WHAT YOU WILL DO: Please retype the records from their first line through the line holding "- chevron-down-icon: [605, 162, 617, 178]", inclusive, keeping each line exactly as it appears.

INFORMATION GIVEN:
----
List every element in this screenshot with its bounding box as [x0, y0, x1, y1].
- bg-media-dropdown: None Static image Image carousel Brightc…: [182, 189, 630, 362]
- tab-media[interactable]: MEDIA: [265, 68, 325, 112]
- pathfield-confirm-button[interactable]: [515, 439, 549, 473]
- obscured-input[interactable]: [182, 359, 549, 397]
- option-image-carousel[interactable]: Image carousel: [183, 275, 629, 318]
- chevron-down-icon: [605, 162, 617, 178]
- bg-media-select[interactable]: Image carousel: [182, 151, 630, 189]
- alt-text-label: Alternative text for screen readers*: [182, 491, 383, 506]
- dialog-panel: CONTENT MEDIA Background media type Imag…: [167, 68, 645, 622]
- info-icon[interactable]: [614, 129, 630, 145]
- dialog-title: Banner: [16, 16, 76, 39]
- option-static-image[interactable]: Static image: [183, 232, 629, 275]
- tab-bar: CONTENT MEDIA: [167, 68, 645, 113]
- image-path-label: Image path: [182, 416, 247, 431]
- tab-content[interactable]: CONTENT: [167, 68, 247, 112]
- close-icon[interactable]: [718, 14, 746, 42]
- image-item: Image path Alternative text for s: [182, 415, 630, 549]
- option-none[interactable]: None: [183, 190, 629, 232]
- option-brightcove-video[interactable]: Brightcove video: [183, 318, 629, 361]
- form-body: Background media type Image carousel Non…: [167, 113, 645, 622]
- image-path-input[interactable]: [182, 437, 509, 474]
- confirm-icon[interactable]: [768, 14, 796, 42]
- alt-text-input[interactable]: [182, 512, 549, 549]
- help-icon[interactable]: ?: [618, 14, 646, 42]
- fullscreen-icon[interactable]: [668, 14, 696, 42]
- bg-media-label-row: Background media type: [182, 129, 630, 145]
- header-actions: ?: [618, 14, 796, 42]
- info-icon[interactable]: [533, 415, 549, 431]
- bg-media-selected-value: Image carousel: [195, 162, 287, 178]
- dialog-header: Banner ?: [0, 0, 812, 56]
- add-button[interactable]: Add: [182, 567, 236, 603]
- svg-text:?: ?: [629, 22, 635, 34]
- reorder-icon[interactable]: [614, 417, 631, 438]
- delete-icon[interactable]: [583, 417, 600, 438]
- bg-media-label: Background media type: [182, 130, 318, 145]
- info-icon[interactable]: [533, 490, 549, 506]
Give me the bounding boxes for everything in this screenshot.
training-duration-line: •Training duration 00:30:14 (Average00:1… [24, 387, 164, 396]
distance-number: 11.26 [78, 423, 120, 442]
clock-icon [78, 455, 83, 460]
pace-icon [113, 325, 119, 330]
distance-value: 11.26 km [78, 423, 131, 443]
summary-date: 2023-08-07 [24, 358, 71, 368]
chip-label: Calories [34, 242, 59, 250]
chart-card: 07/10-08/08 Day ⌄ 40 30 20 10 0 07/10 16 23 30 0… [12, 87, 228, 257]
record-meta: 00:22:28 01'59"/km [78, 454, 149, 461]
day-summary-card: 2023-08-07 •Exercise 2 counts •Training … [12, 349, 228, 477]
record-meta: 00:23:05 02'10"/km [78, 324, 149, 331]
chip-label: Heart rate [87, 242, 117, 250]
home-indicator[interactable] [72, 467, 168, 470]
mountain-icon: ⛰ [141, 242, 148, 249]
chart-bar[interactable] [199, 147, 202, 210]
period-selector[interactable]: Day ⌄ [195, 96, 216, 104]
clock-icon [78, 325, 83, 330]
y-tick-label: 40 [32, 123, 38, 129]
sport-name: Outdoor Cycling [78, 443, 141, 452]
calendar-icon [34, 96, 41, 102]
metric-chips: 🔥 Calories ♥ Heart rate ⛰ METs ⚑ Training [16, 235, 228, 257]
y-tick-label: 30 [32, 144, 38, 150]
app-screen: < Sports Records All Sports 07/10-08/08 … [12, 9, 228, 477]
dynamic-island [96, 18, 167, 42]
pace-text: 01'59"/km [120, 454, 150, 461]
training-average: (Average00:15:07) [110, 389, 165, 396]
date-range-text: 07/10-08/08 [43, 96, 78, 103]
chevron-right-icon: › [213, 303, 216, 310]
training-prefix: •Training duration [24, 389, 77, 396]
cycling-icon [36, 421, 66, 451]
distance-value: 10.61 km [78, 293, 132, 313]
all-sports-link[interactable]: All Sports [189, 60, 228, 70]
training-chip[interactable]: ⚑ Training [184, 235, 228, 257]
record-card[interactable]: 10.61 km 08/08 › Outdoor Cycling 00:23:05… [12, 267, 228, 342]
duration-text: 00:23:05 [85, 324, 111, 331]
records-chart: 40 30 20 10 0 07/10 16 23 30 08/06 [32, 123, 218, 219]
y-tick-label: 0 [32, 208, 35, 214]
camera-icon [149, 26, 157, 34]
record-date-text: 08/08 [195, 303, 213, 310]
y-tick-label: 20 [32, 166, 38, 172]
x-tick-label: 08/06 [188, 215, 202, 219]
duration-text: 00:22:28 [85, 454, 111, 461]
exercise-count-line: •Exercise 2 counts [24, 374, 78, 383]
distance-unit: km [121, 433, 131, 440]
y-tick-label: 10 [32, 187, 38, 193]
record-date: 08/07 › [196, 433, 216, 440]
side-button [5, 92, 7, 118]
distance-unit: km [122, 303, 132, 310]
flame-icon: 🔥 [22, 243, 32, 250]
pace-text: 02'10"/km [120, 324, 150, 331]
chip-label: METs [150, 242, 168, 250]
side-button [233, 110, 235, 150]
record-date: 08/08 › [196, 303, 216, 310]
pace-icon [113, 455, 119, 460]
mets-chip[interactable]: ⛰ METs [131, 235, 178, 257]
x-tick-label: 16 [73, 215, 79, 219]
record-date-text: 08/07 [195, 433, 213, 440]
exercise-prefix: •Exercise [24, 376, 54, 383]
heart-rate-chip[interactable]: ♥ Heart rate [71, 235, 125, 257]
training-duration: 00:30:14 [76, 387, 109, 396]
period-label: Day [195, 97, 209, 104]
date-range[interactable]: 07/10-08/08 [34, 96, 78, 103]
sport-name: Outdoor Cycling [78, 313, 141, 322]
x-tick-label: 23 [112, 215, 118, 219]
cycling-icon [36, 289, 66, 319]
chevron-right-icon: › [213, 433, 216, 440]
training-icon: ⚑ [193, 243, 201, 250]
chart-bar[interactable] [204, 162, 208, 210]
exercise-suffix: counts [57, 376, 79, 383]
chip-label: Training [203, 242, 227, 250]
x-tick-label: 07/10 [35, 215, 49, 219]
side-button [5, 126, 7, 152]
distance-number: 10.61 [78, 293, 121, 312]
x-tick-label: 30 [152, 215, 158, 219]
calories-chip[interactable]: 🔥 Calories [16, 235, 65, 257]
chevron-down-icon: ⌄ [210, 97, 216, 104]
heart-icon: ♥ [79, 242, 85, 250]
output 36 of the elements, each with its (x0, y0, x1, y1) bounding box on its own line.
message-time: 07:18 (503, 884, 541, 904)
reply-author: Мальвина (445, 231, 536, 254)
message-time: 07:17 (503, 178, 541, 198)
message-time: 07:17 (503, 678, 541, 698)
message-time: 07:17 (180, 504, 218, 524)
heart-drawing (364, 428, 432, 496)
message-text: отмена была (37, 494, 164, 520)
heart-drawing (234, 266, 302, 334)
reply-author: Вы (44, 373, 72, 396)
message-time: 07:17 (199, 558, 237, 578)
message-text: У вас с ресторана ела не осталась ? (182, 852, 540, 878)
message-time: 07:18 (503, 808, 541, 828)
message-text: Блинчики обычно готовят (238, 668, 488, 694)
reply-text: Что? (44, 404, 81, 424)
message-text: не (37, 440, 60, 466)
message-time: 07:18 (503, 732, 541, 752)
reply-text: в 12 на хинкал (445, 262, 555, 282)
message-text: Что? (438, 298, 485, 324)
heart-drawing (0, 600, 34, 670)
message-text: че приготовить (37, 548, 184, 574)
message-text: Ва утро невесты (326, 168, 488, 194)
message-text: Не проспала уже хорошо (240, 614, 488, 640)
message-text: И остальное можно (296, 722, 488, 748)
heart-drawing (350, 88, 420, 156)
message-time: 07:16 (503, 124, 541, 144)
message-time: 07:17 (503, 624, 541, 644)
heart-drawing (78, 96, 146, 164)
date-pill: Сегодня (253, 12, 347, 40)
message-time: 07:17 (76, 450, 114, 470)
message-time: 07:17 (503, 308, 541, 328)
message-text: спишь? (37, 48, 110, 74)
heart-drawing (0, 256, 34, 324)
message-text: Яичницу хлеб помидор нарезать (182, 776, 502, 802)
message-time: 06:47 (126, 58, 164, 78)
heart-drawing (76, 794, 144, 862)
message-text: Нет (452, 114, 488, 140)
----
COMPLETE ANSWER:
List every element in this screenshot with its bounding box as [x0, y0, x1, y1].
- bg-media-dropdown: None Static image Image carousel Brightc…: [182, 189, 630, 362]
- tab-media[interactable]: MEDIA: [265, 68, 325, 112]
- pathfield-confirm-button[interactable]: [515, 439, 549, 473]
- obscured-input[interactable]: [182, 359, 549, 397]
- option-image-carousel[interactable]: Image carousel: [183, 275, 629, 318]
- chevron-down-icon: [605, 162, 617, 178]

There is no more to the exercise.